Data supplied:
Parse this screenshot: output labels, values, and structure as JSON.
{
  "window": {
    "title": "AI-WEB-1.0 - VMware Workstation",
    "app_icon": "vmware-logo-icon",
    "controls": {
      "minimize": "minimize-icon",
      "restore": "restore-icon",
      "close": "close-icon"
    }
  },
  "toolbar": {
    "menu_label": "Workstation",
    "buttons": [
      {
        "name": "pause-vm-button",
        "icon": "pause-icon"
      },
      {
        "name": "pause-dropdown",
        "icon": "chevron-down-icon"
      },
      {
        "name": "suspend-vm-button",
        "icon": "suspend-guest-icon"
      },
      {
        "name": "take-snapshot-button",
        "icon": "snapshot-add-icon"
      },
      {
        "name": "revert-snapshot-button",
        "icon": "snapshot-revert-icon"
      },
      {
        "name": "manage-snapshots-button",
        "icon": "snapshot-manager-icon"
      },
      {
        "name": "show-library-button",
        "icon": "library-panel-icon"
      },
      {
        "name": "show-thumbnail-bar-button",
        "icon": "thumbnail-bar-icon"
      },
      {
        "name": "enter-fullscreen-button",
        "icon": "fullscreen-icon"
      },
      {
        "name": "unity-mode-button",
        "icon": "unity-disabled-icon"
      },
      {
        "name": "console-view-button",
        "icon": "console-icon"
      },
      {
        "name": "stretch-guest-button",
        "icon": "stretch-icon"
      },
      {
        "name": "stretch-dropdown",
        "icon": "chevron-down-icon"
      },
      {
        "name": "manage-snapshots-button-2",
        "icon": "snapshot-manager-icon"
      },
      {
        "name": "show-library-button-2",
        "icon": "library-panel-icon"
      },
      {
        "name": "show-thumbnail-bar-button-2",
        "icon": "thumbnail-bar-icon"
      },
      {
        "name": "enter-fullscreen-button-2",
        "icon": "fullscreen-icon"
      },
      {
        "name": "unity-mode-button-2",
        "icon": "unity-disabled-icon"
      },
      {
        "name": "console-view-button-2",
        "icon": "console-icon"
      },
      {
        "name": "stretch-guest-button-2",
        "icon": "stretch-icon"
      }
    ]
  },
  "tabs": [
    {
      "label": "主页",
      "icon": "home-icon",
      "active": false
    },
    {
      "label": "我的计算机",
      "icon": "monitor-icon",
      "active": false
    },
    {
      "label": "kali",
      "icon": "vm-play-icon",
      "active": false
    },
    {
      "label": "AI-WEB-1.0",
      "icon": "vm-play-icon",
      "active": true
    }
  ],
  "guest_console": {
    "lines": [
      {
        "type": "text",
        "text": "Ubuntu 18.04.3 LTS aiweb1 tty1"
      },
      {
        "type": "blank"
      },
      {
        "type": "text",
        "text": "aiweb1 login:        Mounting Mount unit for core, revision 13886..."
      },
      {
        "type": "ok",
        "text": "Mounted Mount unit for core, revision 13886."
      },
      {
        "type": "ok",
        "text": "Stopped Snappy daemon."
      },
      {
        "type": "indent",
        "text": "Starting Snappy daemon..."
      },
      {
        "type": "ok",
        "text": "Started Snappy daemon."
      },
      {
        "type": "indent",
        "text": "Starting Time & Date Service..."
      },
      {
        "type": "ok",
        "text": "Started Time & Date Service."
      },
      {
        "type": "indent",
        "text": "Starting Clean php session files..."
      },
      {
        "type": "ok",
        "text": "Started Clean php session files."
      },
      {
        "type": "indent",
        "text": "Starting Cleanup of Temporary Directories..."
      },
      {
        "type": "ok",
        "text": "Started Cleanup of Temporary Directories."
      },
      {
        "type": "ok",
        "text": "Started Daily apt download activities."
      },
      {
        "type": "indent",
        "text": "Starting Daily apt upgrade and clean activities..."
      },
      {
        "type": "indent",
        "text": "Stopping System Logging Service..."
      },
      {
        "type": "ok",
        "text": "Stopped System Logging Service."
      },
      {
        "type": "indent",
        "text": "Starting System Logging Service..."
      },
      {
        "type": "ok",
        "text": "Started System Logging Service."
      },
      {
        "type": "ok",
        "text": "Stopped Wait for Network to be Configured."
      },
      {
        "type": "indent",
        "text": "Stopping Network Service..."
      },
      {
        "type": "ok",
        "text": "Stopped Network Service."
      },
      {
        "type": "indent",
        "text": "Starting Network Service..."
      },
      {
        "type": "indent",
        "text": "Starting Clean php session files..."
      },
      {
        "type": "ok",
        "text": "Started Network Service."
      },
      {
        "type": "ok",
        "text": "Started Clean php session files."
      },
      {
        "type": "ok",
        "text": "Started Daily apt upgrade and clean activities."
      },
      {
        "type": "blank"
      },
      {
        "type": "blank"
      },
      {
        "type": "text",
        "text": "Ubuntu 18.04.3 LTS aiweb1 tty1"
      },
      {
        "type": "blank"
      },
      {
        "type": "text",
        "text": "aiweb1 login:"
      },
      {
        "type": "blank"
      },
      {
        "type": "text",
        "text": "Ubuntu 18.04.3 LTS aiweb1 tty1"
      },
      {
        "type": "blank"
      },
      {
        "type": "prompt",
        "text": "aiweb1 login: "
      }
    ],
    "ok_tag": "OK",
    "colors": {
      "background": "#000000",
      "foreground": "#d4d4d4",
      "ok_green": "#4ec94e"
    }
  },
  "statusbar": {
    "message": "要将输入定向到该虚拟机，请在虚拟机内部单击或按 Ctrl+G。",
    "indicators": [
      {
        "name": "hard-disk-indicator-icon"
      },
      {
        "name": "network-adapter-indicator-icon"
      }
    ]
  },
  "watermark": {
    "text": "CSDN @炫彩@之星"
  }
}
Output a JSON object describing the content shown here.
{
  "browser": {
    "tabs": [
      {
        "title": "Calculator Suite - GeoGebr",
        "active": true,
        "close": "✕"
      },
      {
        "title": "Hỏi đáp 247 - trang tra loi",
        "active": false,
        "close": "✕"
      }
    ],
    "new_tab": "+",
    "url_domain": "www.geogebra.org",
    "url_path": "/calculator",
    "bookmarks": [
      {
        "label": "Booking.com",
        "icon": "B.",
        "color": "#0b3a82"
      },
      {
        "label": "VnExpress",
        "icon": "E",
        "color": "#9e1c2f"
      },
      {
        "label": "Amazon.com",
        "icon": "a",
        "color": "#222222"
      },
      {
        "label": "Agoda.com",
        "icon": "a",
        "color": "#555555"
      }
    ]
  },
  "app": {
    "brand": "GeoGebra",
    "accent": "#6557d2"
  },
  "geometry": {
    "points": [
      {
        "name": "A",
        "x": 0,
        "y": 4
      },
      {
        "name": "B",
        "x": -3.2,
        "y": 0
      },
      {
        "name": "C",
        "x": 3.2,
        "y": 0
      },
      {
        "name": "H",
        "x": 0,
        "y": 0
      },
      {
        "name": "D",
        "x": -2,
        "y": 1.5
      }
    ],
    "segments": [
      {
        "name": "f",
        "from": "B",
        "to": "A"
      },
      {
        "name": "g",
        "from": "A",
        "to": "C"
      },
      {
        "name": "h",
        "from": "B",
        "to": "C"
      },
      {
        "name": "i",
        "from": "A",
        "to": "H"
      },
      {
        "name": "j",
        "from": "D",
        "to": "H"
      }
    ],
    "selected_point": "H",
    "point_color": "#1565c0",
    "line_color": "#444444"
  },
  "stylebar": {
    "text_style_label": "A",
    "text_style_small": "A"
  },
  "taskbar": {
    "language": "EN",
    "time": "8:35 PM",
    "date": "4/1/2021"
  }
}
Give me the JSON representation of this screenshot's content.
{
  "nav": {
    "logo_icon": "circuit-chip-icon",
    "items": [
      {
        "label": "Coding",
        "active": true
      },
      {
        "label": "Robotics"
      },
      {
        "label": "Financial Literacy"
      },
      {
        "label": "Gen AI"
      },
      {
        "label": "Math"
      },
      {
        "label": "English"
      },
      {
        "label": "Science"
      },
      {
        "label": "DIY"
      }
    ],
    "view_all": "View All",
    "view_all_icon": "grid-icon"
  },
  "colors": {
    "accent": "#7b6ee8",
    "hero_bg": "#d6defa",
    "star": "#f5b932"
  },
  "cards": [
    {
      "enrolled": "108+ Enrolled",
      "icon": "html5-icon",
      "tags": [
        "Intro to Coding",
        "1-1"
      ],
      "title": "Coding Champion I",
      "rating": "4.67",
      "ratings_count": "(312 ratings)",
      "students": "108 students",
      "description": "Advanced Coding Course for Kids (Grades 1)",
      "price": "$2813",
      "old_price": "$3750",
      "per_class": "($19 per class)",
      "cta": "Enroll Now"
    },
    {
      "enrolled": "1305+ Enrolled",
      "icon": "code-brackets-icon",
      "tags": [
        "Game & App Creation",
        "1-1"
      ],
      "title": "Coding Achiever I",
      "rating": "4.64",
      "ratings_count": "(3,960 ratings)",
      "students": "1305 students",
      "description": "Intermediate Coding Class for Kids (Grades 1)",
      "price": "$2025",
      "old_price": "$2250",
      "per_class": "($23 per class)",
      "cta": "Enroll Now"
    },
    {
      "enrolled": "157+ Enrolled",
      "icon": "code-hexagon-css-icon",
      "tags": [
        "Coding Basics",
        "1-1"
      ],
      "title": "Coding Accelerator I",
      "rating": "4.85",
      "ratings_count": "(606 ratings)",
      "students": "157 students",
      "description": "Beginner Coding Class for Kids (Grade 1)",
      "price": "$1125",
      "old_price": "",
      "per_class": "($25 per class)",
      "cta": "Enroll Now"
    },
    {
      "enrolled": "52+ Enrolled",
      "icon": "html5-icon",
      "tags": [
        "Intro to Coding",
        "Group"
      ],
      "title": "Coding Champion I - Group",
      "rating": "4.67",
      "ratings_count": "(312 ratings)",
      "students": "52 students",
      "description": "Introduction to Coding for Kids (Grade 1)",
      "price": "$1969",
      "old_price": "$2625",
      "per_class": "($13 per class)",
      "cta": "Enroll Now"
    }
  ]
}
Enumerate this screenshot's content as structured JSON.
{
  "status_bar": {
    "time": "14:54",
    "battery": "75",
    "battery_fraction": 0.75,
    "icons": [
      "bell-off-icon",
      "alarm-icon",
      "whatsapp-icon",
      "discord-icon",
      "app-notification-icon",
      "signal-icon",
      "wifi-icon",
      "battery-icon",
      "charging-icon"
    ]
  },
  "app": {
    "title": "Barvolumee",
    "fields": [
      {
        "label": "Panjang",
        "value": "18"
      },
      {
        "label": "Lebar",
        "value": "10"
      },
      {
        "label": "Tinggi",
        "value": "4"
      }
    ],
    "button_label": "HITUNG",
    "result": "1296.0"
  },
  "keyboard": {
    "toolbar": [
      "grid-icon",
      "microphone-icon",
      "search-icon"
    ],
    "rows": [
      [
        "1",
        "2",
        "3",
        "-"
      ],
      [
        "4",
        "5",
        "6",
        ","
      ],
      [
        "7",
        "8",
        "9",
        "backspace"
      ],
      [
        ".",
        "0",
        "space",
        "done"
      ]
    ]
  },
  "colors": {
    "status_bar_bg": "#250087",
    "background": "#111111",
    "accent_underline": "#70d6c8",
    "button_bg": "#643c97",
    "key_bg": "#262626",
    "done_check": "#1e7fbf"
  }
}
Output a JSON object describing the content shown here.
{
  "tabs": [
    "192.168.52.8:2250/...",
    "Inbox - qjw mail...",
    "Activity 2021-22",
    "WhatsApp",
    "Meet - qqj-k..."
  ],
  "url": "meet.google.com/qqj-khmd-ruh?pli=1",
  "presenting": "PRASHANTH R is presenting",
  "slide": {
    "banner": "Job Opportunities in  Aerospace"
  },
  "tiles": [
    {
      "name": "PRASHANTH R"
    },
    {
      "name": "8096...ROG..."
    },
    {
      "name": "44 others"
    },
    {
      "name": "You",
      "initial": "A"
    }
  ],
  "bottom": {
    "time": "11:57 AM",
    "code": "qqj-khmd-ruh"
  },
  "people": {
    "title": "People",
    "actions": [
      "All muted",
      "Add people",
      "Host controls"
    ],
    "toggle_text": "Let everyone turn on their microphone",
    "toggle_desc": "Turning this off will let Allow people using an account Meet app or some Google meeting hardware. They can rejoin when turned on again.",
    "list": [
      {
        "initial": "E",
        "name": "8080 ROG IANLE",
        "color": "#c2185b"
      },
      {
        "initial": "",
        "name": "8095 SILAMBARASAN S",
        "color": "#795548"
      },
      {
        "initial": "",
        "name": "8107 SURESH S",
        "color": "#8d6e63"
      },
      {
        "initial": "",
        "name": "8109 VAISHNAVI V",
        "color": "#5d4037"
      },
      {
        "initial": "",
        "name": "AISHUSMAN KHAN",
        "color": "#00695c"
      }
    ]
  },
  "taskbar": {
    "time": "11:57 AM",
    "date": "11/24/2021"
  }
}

Written instruction:
Go through the records and pull out each line that includes the word "Workstation".

Correct output:
    "title": "AI-WEB-1.0 - VMware Workstation",
    "menu_label": "Workstation",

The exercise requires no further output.